• **Excerpted passage**:
::::

Patch for OpenRC is ready, see bug #363971.
Comment 7 William Hubbs gentoo-dev 2011-04-17 23:44:40 UTC
I am removing the dependency on 369371.

It is related, but not a dependency since the patch for openrc on that
bug is backward compatible.
Comment 8 William Hubbs gentoo-dev 2011-04-18 15:14:52 UTC
Another thing that needs to happen for this transition is that /var/run
and /var/lock should be linked to /run and /run/lock respectively.

From the article it looks like the fc folks are going to initially use
bind mounts for this but transition to symbolic links. How do you think
we should do this?
Comment 9 William Hubbs gentoo-dev 2011-05-03 16:37:30 UTC
Base-system, what is the status of this bug?

I think we need a new release of baselayout that creates this directory.

Thanks,

William
Comment 10 Doug Goldstein (RETIRED) gentoo-dev 2011-05-09 14:47:28 UTC
(In reply to comment #9)
> Base-system, what is the status of this bug?
> 
> I think we need a new release of baselayout that creates this directory.
> 
> Thanks,
> 
> William

I would agree, we'll need a new base-layout that contains this directory. We'll also need some tweaks in some init scripts to setup the bind mounts.
Comment 11 William Hubbs gentoo-dev 2011-05-09 22:46:20 UTC
The modifications needed to the init scripts are already in openrc git.

::::

• **Excerpted data**:

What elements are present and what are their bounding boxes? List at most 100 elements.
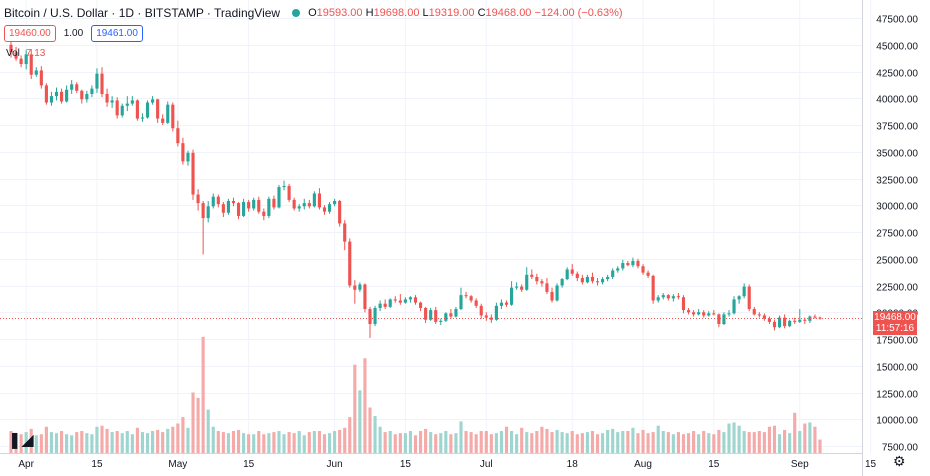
volume-bar (712, 434, 716, 453)
y-tick-label: 42500.00 (876, 69, 918, 80)
candle (272, 195, 276, 210)
volume-bar (550, 432, 554, 453)
candle (656, 295, 660, 303)
candle-body (110, 100, 114, 103)
candle (75, 82, 79, 93)
candle (666, 294, 670, 301)
volume-bar (737, 425, 741, 453)
candle (464, 291, 468, 299)
volume-bar (135, 427, 139, 453)
symbol-title[interactable]: Bitcoin / U.S. Dollar · 1D · BITSTAMP · … (4, 6, 281, 20)
volume-bar (247, 434, 251, 453)
volume-bar (479, 431, 483, 453)
candle (29, 49, 33, 79)
volume-bar (59, 431, 64, 453)
candle (403, 297, 407, 304)
volume-bar (515, 434, 519, 453)
candle (550, 287, 554, 303)
candle (262, 208, 266, 221)
candle-body (171, 104, 175, 129)
candle-body (555, 285, 559, 301)
volume-bar (661, 431, 665, 453)
volume-bar (777, 434, 782, 453)
tradingview-logo-icon[interactable]: ❚◢ (8, 430, 34, 449)
candlestick-series (9, 39, 822, 338)
volume-bar (681, 434, 686, 453)
x-tick-label: 15 (400, 459, 412, 470)
sell-price-button[interactable]: 19460.00 (4, 25, 56, 42)
candle-body (373, 307, 377, 325)
candle (434, 306, 438, 325)
volume-bar (34, 435, 38, 453)
candle (611, 268, 615, 280)
volume-bar (666, 432, 670, 453)
buy-price-button[interactable]: 19461.00 (91, 25, 143, 42)
volume-bar (631, 427, 635, 453)
x-tick-label: 15 (865, 459, 877, 470)
volume-bar (722, 432, 726, 453)
candle (171, 102, 175, 132)
candle-body (353, 285, 357, 290)
candle-body (798, 319, 802, 322)
candle (378, 300, 382, 312)
volume-bar (110, 432, 114, 453)
market-status-icon[interactable] (292, 9, 301, 17)
candle (636, 258, 640, 269)
volume-bar (418, 431, 423, 453)
volume-legend[interactable]: Vol 7.13 (6, 48, 45, 59)
volume-bar (413, 435, 418, 453)
volume-bar (611, 428, 615, 453)
time-axis[interactable]: Apr15May15Jun15Jul18Aug15Sep15Oct (18, 459, 930, 470)
candle-body (226, 200, 230, 213)
volume-bar (555, 429, 559, 453)
volume-bar (206, 409, 210, 453)
candle (9, 39, 13, 58)
volume-bar (221, 432, 225, 453)
candle-body (626, 263, 630, 266)
candle-body (752, 309, 756, 315)
volume-bar (656, 425, 660, 453)
candle (808, 315, 812, 323)
x-tick-label: 15 (243, 459, 255, 470)
candle-body (444, 313, 448, 321)
candle-body (525, 274, 529, 290)
volume-bar (277, 431, 281, 453)
volume-bar (322, 434, 327, 453)
volume-bar (752, 432, 756, 453)
gear-icon[interactable]: ⚙ (893, 453, 906, 469)
volume-bar (651, 432, 655, 453)
candle-body (717, 314, 721, 325)
ohlc-values: O19593.00 H19698.00 L19319.00 C19468.00 … (308, 7, 622, 19)
candle (702, 310, 706, 318)
volume-bar (312, 431, 316, 453)
price-axis[interactable]: 7500.00 10000.00 12500.00 15000.00 17500.00 2… (876, 15, 918, 454)
volume-bar (717, 429, 721, 453)
candle (186, 150, 190, 166)
candle (115, 97, 119, 119)
candle-body (732, 299, 736, 314)
candle (631, 257, 635, 268)
volume-bar (697, 434, 701, 453)
candle (338, 199, 342, 227)
candle (621, 259, 625, 271)
volume-bar (338, 429, 342, 453)
candle (783, 314, 787, 329)
volume-bar (353, 364, 357, 453)
volume-bar (484, 431, 488, 453)
candle-body (135, 100, 139, 119)
volume-bar (333, 431, 337, 453)
candle-body (499, 302, 504, 306)
candle-body (120, 105, 124, 116)
candle (398, 294, 402, 305)
candle-body (646, 272, 650, 276)
candle-body (747, 286, 751, 310)
volume-bar (767, 426, 772, 453)
candle (383, 299, 387, 310)
candle-body (777, 317, 782, 328)
x-tick-label: Aug (634, 459, 652, 470)
candle-body (585, 276, 589, 283)
candle-body (65, 89, 69, 102)
volume-bar (449, 434, 453, 453)
candle-body (601, 279, 605, 283)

::::

• **Directives**:
(a) In the bug discussion, rewrite the part that opens with the words "From the article" and closes with "should do this?", putting "hard links" in place of "symbolic links".
(b) In the bug discussion, where are the init script modifications already present, according to Comment 11?
(c) Continue the bug discussion about linking /var/run and /var/lock to /run from the point where it stops.

• **Outputs by task**:
(a)
From the article it looks like the fc folks are going to initially use
bind mounts for this but transition to hard links. How do you think
we should do this?

(b) In openrc git.

(c)
Once the new baselayout is out with the /run directory and openrc-0.8.3
is released, openrc will pick up the /run directory after it is created.
Comment 12 William Hubbs gentoo-dev 2011-05-09 22:50:06 UTC
What do we need to bind mount?

I believe I read somewhere that fedora wants to eventually use symbolic
links, so we could do the same -- link /var/run to /run and /var/lock to
/lock. That would be done in baselayout and there would be no need for
bind mounts.
Comment 13 SpanKY gentoo-dev 2011-05-16 22:08:43 UTC
no, we dont need a baselayout to create this /run.  i'm still not convinced of this cruft.  openrc supports it if the user opts into it, then that's fine.  but that doesnt mean baselayout should be doing it.
Comment 14 William Hubbs gentoo-dev 2011-05-17 00:13:34 UTC
(In reply to comment #13)
> no, we dont need a baselayout to create this /run.  i'm still not convinced of
> this cruft.  openrc supports it if the user opts into it, then that's fine. 
> but that doesnt mean baselayout should be doing it.

Vapier,

please see comment #4, in particular the bit about udev. Eventually, udev will consider /run not existing to be a critical error and will not run. There are also other packages now, e.g. dracut, which support /run.

The /run directory is not cruft, and eventually will not be optional.

So which package should make the /run directory if not baselayout?
Comment 15 Matthias Schwarzott gentoo-dev 2011-05-19 04:39:54 UTC
For now (version 168) udev does fallback to /dev/.udev when /run is not existing.
Comment 16 William Hubbs gentoo-dev 2011-05-19 13:56:57 UTC
(In reply to comment #15)
> For now (version 168) udev does fallback to /dev/.udev when /run is not
> existing.

The following is taken from the udev NEWS file for udev 168:

"Udev logs a warning now if /run is not writable at udevd
startup. It will still fall back to /dev/.udev, but this is
now considered a bug."

I would rather have the /run directory in place before upstream decides to not fall back to /dev/.udev.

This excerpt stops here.